> EXERCISE REQUIREMENTS
Give the entries again exactly, every one of them.

[Extracted records]
________
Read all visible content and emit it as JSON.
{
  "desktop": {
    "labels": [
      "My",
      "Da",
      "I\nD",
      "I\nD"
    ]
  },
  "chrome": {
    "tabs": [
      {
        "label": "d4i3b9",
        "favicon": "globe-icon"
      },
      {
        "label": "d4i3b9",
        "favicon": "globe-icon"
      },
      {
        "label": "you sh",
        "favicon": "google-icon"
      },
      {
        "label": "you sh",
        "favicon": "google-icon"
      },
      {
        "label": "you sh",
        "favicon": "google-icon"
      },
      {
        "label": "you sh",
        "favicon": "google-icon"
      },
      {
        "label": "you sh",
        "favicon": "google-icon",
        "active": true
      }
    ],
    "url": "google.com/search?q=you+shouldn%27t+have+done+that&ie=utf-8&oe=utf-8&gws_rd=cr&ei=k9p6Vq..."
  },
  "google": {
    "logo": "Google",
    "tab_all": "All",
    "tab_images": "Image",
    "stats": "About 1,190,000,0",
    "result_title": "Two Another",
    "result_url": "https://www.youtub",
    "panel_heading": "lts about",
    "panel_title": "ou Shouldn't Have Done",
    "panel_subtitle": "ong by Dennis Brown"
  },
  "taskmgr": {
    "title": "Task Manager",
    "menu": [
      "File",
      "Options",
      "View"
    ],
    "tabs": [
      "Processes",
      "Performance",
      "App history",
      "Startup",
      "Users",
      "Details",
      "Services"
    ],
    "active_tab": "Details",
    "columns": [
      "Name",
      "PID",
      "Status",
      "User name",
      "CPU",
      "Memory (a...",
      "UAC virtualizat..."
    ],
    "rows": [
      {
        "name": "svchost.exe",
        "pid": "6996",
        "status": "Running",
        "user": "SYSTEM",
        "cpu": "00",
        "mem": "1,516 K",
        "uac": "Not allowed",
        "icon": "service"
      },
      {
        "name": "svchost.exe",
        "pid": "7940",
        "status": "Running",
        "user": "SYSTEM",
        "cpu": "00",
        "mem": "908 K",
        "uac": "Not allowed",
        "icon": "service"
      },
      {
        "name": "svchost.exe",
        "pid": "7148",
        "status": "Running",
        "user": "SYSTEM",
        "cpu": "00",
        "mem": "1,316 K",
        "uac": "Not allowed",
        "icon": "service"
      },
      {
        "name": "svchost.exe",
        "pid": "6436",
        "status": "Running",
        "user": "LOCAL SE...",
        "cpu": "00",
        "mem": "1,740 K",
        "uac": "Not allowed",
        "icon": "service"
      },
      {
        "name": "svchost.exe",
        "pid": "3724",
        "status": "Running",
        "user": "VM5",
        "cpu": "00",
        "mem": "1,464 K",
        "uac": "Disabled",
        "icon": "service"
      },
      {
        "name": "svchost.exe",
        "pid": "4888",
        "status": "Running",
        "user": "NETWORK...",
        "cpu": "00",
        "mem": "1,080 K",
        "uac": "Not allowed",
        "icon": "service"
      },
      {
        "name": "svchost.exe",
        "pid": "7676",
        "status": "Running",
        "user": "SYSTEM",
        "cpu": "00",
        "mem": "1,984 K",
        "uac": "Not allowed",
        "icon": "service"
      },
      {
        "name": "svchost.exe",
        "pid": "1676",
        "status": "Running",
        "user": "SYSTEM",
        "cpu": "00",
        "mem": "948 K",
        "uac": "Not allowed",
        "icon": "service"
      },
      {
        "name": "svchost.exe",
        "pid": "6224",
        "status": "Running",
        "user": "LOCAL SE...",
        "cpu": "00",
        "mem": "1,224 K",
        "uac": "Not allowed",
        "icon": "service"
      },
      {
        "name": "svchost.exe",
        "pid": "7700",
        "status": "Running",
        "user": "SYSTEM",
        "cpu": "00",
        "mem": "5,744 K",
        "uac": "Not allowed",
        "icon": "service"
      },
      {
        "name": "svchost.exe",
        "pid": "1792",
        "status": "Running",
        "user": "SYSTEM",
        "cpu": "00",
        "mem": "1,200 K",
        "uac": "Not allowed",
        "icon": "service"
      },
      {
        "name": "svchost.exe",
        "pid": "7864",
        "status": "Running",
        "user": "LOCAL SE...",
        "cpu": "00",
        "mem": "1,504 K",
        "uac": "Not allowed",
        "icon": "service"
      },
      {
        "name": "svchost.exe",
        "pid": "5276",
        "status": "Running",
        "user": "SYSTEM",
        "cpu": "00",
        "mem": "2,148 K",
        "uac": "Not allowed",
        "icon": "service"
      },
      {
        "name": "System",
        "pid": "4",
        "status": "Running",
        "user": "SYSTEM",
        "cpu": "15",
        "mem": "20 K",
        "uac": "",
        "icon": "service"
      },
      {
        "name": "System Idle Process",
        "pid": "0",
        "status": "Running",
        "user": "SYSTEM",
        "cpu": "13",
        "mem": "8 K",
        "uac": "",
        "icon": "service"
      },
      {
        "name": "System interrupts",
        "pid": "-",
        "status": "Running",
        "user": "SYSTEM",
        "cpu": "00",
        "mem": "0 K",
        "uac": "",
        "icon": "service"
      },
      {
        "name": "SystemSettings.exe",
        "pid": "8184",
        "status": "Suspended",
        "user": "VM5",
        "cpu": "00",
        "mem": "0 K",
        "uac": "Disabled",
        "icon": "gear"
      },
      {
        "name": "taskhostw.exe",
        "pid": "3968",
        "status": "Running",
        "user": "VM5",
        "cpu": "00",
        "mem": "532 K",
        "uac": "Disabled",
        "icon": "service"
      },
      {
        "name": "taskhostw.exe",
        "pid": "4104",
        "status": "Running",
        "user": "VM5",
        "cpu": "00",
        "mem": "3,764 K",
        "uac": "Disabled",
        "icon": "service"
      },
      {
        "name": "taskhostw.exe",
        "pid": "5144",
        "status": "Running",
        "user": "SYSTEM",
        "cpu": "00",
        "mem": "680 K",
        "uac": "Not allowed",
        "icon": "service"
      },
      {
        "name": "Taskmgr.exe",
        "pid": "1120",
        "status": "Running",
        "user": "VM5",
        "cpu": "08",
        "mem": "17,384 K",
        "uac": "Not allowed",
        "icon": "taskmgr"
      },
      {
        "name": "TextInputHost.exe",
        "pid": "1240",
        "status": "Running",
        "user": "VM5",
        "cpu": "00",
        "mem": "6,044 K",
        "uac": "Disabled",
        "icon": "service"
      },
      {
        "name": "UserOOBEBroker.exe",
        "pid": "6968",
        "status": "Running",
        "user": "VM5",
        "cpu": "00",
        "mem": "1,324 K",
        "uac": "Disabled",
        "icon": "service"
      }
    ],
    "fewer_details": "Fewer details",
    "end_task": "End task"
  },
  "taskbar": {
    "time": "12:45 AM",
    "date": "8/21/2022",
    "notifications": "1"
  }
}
________
> WRITTEN RESPONSE
Read all visible content and emit it as JSON.
{
  "desktop": {
    "labels": [
      "My",
      "Da",
      "I\nD",
      "I\nD"
    ]
  },
  "chrome": {
    "tabs": [
      {
        "label": "d4i3b9",
        "favicon": "globe-icon"
      },
      {
        "label": "d4i3b9",
        "favicon": "globe-icon"
      },
      {
        "label": "you sh",
        "favicon": "google-icon"
      },
      {
        "label": "you sh",
        "favicon": "google-icon"
      },
      {
        "label": "you sh",
        "favicon": "google-icon"
      },
      {
        "label": "you sh",
        "favicon": "google-icon"
      },
      {
        "label": "you sh",
        "favicon": "google-icon",
        "active": true
      }
    ],
    "url": "google.com/search?q=you+shouldn%27t+have+done+that&ie=utf-8&oe=utf-8&gws_rd=cr&ei=k9p6Vq..."
  },
  "google": {
    "logo": "Google",
    "tab_all": "All",
    "tab_images": "Image",
    "stats": "About 1,190,000,0",
    "result_title": "Two Another",
    "result_url": "https://www.youtub",
    "panel_heading": "lts about",
    "panel_title": "ou Shouldn't Have Done",
    "panel_subtitle": "ong by Dennis Brown"
  },
  "taskmgr": {
    "title": "Task Manager",
    "menu": [
      "File",
      "Options",
      "View"
    ],
    "tabs": [
      "Processes",
      "Performance",
      "App history",
      "Startup",
      "Users",
      "Details",
      "Services"
    ],
    "active_tab": "Details",
    "columns": [
      "Name",
      "PID",
      "Status",
      "User name",
      "CPU",
      "Memory (a...",
      "UAC virtualizat..."
    ],
    "rows": [
      {
        "name": "svchost.exe",
        "pid": "6996",
        "status": "Running",
        "user": "SYSTEM",
        "cpu": "00",
        "mem": "1,516 K",
        "uac": "Not allowed",
        "icon": "service"
      },
      {
        "name": "svchost.exe",
        "pid": "7940",
        "status": "Running",
        "user": "SYSTEM",
        "cpu": "00",
        "mem": "908 K",
        "uac": "Not allowed",
        "icon": "service"
      },
      {
        "name": "svchost.exe",
        "pid": "7148",
        "status": "Running",
        "user": "SYSTEM",
        "cpu": "00",
        "mem": "1,316 K",
        "uac": "Not allowed",
        "icon": "service"
      },
      {
        "name": "svchost.exe",
        "pid": "6436",
        "status": "Running",
        "user": "LOCAL SE...",
        "cpu": "00",
        "mem": "1,740 K",
        "uac": "Not allowed",
        "icon": "service"
      },
      {
        "name": "svchost.exe",
        "pid": "3724",
        "status": "Running",
        "user": "VM5",
        "cpu": "00",
        "mem": "1,464 K",
        "uac": "Disabled",
        "icon": "service"
      },
      {
        "name": "svchost.exe",
        "pid": "4888",
        "status": "Running",
        "user": "NETWORK...",
        "cpu": "00",
        "mem": "1,080 K",
        "uac": "Not allowed",
        "icon": "service"
      },
      {
        "name": "svchost.exe",
        "pid": "7676",
        "status": "Running",
        "user": "SYSTEM",
        "cpu": "00",
        "mem": "1,984 K",
        "uac": "Not allowed",
        "icon": "service"
      },
      {
        "name": "svchost.exe",
        "pid": "1676",
        "status": "Running",
        "user": "SYSTEM",
        "cpu": "00",
        "mem": "948 K",
        "uac": "Not allowed",
        "icon": "service"
      },
      {
        "name": "svchost.exe",
        "pid": "6224",
        "status": "Running",
        "user": "LOCAL SE...",
        "cpu": "00",
        "mem": "1,224 K",
        "uac": "Not allowed",
        "icon": "service"
      },
      {
        "name": "svchost.exe",
        "pid": "7700",
        "status": "Running",
        "user": "SYSTEM",
        "cpu": "00",
        "mem": "5,744 K",
        "uac": "Not allowed",
        "icon": "service"
      },
      {
        "name": "svchost.exe",
        "pid": "1792",
        "status": "Running",
        "user": "SYSTEM",
        "cpu": "00",
        "mem": "1,200 K",
        "uac": "Not allowed",
        "icon": "service"
      },
      {
        "name": "svchost.exe",
        "pid": "7864",
        "status": "Running",
        "user": "LOCAL SE...",
        "cpu": "00",
        "mem": "1,504 K",
        "uac": "Not allowed",
        "icon": "service"
      },
      {
        "name": "svchost.exe",
        "pid": "5276",
        "status": "Running",
        "user": "SYSTEM",
        "cpu": "00",
        "mem": "2,148 K",
        "uac": "Not allowed",
        "icon": "service"
      },
      {
        "name": "System",
        "pid": "4",
        "status": "Running",
        "user": "SYSTEM",
        "cpu": "15",
        "mem": "20 K",
        "uac": "",
        "icon": "service"
      },
      {
        "name": "System Idle Process",
        "pid": "0",
        "status": "Running",
        "user": "SYSTEM",
        "cpu": "13",
        "mem": "8 K",
        "uac": "",
        "icon": "service"
      },
      {
        "name": "System interrupts",
        "pid": "-",
        "status": "Running",
        "user": "SYSTEM",
        "cpu": "00",
        "mem": "0 K",
        "uac": "",
        "icon": "service"
      },
      {
        "name": "SystemSettings.exe",
        "pid": "8184",
        "status": "Suspended",
        "user": "VM5",
        "cpu": "00",
        "mem": "0 K",
        "uac": "Disabled",
        "icon": "gear"
      },
      {
        "name": "taskhostw.exe",
        "pid": "3968",
        "status": "Running",
        "user": "VM5",
        "cpu": "00",
        "mem": "532 K",
        "uac": "Disabled",
        "icon": "service"
      },
      {
        "name": "taskhostw.exe",
        "pid": "4104",
        "status": "Running",
        "user": "VM5",
        "cpu": "00",
        "mem": "3,764 K",
        "uac": "Disabled",
        "icon": "service"
      },
      {
        "name": "taskhostw.exe",
        "pid": "5144",
        "status": "Running",
        "user": "SYSTEM",
        "cpu": "00",
        "mem": "680 K",
        "uac": "Not allowed",
        "icon": "service"
      },
      {
        "name": "Taskmgr.exe",
        "pid": "1120",
        "status": "Running",
        "user": "VM5",
        "cpu": "08",
        "mem": "17,384 K",
        "uac": "Not allowed",
        "icon": "taskmgr"
      },
      {
        "name": "TextInputHost.exe",
        "pid": "1240",
        "status": "Running",
        "user": "VM5",
        "cpu": "00",
        "mem": "6,044 K",
        "uac": "Disabled",
        "icon": "service"
      },
      {
        "name": "UserOOBEBroker.exe",
        "pid": "6968",
        "status": "Running",
        "user": "VM5",
        "cpu": "00",
        "mem": "1,324 K",
        "uac": "Disabled",
        "icon": "service"
      }
    ],
    "fewer_details": "Fewer details",
    "end_task": "End task"
  },
  "taskbar": {
    "time": "12:45 AM",
    "date": "8/21/2022",
    "notifications": "1"
  }
}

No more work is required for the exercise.